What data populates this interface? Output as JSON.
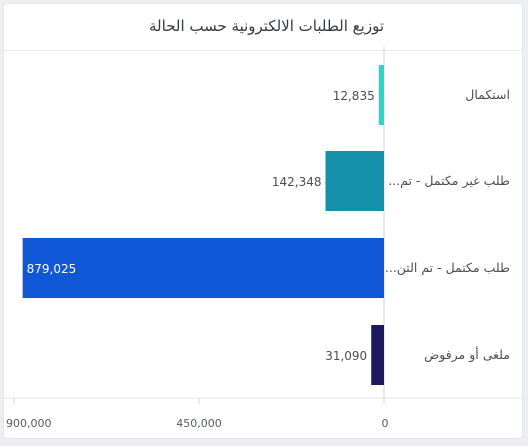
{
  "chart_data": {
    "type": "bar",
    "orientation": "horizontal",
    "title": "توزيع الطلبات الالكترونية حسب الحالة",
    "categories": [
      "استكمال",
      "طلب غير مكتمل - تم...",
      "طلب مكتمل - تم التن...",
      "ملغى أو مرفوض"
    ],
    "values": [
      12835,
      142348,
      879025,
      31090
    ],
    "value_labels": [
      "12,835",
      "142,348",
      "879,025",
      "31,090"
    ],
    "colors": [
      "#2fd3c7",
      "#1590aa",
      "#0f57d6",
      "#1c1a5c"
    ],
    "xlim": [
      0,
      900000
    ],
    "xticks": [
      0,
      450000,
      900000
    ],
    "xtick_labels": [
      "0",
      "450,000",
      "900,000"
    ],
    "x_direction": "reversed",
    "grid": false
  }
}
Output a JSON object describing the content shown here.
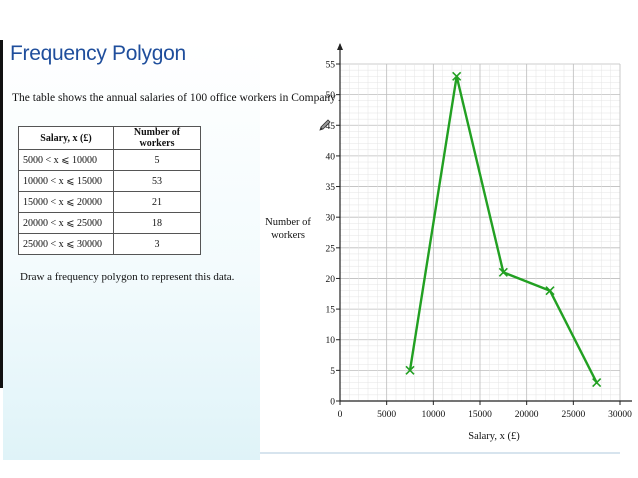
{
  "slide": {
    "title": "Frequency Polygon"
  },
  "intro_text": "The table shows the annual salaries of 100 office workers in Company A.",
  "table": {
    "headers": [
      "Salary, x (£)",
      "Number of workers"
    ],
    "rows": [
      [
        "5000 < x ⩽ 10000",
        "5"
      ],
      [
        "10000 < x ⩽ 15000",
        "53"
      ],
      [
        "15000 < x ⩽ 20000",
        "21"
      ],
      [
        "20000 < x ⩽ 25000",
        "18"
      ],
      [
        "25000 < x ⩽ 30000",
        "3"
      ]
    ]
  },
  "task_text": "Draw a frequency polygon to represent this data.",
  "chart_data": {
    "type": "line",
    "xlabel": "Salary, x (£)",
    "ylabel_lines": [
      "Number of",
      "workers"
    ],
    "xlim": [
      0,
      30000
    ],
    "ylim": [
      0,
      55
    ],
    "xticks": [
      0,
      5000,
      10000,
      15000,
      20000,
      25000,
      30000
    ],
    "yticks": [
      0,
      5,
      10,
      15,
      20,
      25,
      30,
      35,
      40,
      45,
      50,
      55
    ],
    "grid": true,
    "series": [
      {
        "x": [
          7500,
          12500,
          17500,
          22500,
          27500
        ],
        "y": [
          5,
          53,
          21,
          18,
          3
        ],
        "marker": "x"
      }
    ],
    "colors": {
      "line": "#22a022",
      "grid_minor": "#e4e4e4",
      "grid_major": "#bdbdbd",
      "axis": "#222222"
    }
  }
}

- [The task]:
Quote every record above exactly, leaving out any pictures.

- [The solution]:
What data populates this interface? Output as JSON.
{
  "chart_data": {
    "type": "bar",
    "orientation": "horizontal",
    "title": "توزيع الطلبات الالكترونية حسب الحالة",
    "categories": [
      "استكمال",
      "طلب غير مكتمل - تم...",
      "طلب مكتمل - تم التن...",
      "ملغى أو مرفوض"
    ],
    "values": [
      12835,
      142348,
      879025,
      31090
    ],
    "value_labels": [
      "12,835",
      "142,348",
      "879,025",
      "31,090"
    ],
    "colors": [
      "#2fd3c7",
      "#1590aa",
      "#0f57d6",
      "#1c1a5c"
    ],
    "xlim": [
      0,
      900000
    ],
    "xticks": [
      0,
      450000,
      900000
    ],
    "xtick_labels": [
      "0",
      "450,000",
      "900,000"
    ],
    "x_direction": "reversed",
    "grid": false
  }
}
Output a JSON object describing the content shown here.
{
  "slide": {
    "title": "Frequency Polygon"
  },
  "intro_text": "The table shows the annual salaries of 100 office workers in Company A.",
  "table": {
    "headers": [
      "Salary, x (£)",
      "Number of workers"
    ],
    "rows": [
      [
        "5000 < x ⩽ 10000",
        "5"
      ],
      [
        "10000 < x ⩽ 15000",
        "53"
      ],
      [
        "15000 < x ⩽ 20000",
        "21"
      ],
      [
        "20000 < x ⩽ 25000",
        "18"
      ],
      [
        "25000 < x ⩽ 30000",
        "3"
      ]
    ]
  },
  "task_text": "Draw a frequency polygon to represent this data.",
  "chart_data": {
    "type": "line",
    "xlabel": "Salary, x (£)",
    "ylabel_lines": [
      "Number of",
      "workers"
    ],
    "xlim": [
      0,
      30000
    ],
    "ylim": [
      0,
      55
    ],
    "xticks": [
      0,
      5000,
      10000,
      15000,
      20000,
      25000,
      30000
    ],
    "yticks": [
      0,
      5,
      10,
      15,
      20,
      25,
      30,
      35,
      40,
      45,
      50,
      55
    ],
    "grid": true,
    "series": [
      {
        "x": [
          7500,
          12500,
          17500,
          22500,
          27500
        ],
        "y": [
          5,
          53,
          21,
          18,
          3
        ],
        "marker": "x"
      }
    ],
    "colors": {
      "line": "#22a022",
      "grid_minor": "#e4e4e4",
      "grid_major": "#bdbdbd",
      "axis": "#222222"
    }
  }
}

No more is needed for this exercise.